§ **SET EXERCISE**: Each entry below should be returned exactly as is, with the pictures removed.
▬▬▬▬▬▬▬▬▬▬
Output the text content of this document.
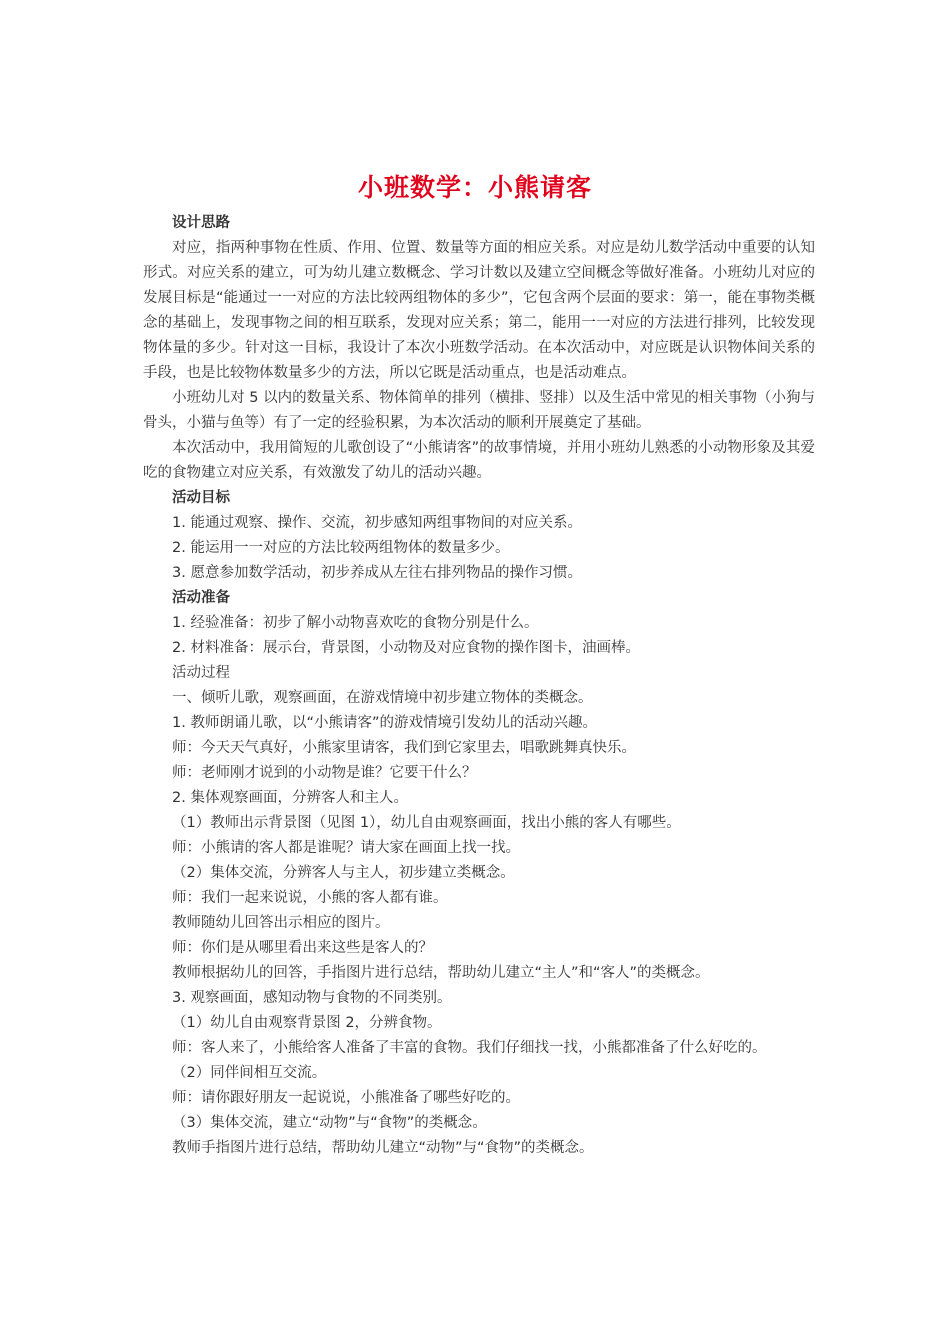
小班数学：小熊请客

设计思路

对应，指两种事物在性质、作用、位置、数量等方面的相应关系。对应是幼儿数学活动中重要的认知形式。对应关系的建立，可为幼儿建立数概念、学习计数以及建立空间概念等做好准备。小班幼儿对应的发展目标是“能通过一一对应的方法比较两组物体的多少”，它包含两个层面的要求：第一，能在事物类概念的基础上，发现事物之间的相互联系，发现对应关系；第二，能用一一对应的方法进行排列，比较发现物体量的多少。针对这一目标，我设计了本次小班数学活动。在本次活动中，对应既是认识物体间关系的手段，也是比较物体数量多少的方法，所以它既是活动重点，也是活动难点。

小班幼儿对 5 以内的数量关系、物体简单的排列（横排、竖排）以及生活中常见的相关事物（小狗与骨头，小猫与鱼等）有了一定的经验积累，为本次活动的顺利开展奠定了基础。

本次活动中，我用简短的儿歌创设了“小熊请客”的故事情境，并用小班幼儿熟悉的小动物形象及其爱吃的食物建立对应关系，有效激发了幼儿的活动兴趣。

活动目标

1. 能通过观察、操作、交流，初步感知两组事物间的对应关系。

2. 能运用一一对应的方法比较两组物体的数量多少。

3. 愿意参加数学活动，初步养成从左往右排列物品的操作习惯。

活动准备

1. 经验准备：初步了解小动物喜欢吃的食物分别是什么。

2. 材料准备：展示台，背景图，小动物及对应食物的操作图卡，油画棒。

活动过程

一、倾听儿歌，观察画面，在游戏情境中初步建立物体的类概念。

1. 教师朗诵儿歌，以“小熊请客”的游戏情境引发幼儿的活动兴趣。

师：今天天气真好，小熊家里请客，我们到它家里去，唱歌跳舞真快乐。

师：老师刚才说到的小动物是谁？它要干什么？

2. 集体观察画面，分辨客人和主人。

（1）教师出示背景图（见图 1），幼儿自由观察画面，找出小熊的客人有哪些。

师：小熊请的客人都是谁呢？请大家在画面上找一找。

（2）集体交流，分辨客人与主人，初步建立类概念。

师：我们一起来说说，小熊的客人都有谁。

教师随幼儿回答出示相应的图片。

师：你们是从哪里看出来这些是客人的？

教师根据幼儿的回答，手指图片进行总结，帮助幼儿建立“主人”和“客人”的类概念。

3. 观察画面，感知动物与食物的不同类别。

（1）幼儿自由观察背景图 2，分辨食物。

师：客人来了，小熊给客人准备了丰富的食物。我们仔细找一找，小熊都准备了什么好吃的。

（2）同伴间相互交流。

师：请你跟好朋友一起说说，小熊准备了哪些好吃的。

（3）集体交流，建立“动物”与“食物”的类概念。

教师手指图片进行总结，帮助幼儿建立“动物”与“食物”的类概念。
▬▬▬▬▬▬▬▬▬▬
§ **PROBLEM SOLUTION**:
Output the text content of this document.
小班数学：小熊请客

设计思路

对应，指两种事物在性质、作用、位置、数量等方面的相应关系。对应是幼儿数学活动中重要的认知形式。对应关系的建立，可为幼儿建立数概念、学习计数以及建立空间概念等做好准备。小班幼儿对应的发展目标是“能通过一一对应的方法比较两组物体的多少”，它包含两个层面的要求：第一，能在事物类概念的基础上，发现事物之间的相互联系，发现对应关系；第二，能用一一对应的方法进行排列，比较发现物体量的多少。针对这一目标，我设计了本次小班数学活动。在本次活动中，对应既是认识物体间关系的手段，也是比较物体数量多少的方法，所以它既是活动重点，也是活动难点。

小班幼儿对 5 以内的数量关系、物体简单的排列（横排、竖排）以及生活中常见的相关事物（小狗与骨头，小猫与鱼等）有了一定的经验积累，为本次活动的顺利开展奠定了基础。

本次活动中，我用简短的儿歌创设了“小熊请客”的故事情境，并用小班幼儿熟悉的小动物形象及其爱吃的食物建立对应关系，有效激发了幼儿的活动兴趣。

活动目标

1. 能通过观察、操作、交流，初步感知两组事物间的对应关系。

2. 能运用一一对应的方法比较两组物体的数量多少。

3. 愿意参加数学活动，初步养成从左往右排列物品的操作习惯。

活动准备

1. 经验准备：初步了解小动物喜欢吃的食物分别是什么。

2. 材料准备：展示台，背景图，小动物及对应食物的操作图卡，油画棒。

活动过程

一、倾听儿歌，观察画面，在游戏情境中初步建立物体的类概念。

1. 教师朗诵儿歌，以“小熊请客”的游戏情境引发幼儿的活动兴趣。

师：今天天气真好，小熊家里请客，我们到它家里去，唱歌跳舞真快乐。

师：老师刚才说到的小动物是谁？它要干什么？

2. 集体观察画面，分辨客人和主人。

（1）教师出示背景图（见图 1），幼儿自由观察画面，找出小熊的客人有哪些。

师：小熊请的客人都是谁呢？请大家在画面上找一找。

（2）集体交流，分辨客人与主人，初步建立类概念。

师：我们一起来说说，小熊的客人都有谁。

教师随幼儿回答出示相应的图片。

师：你们是从哪里看出来这些是客人的？

教师根据幼儿的回答，手指图片进行总结，帮助幼儿建立“主人”和“客人”的类概念。

3. 观察画面，感知动物与食物的不同类别。

（1）幼儿自由观察背景图 2，分辨食物。

师：客人来了，小熊给客人准备了丰富的食物。我们仔细找一找，小熊都准备了什么好吃的。

（2）同伴间相互交流。

师：请你跟好朋友一起说说，小熊准备了哪些好吃的。

（3）集体交流，建立“动物”与“食物”的类概念。

教师手指图片进行总结，帮助幼儿建立“动物”与“食物”的类概念。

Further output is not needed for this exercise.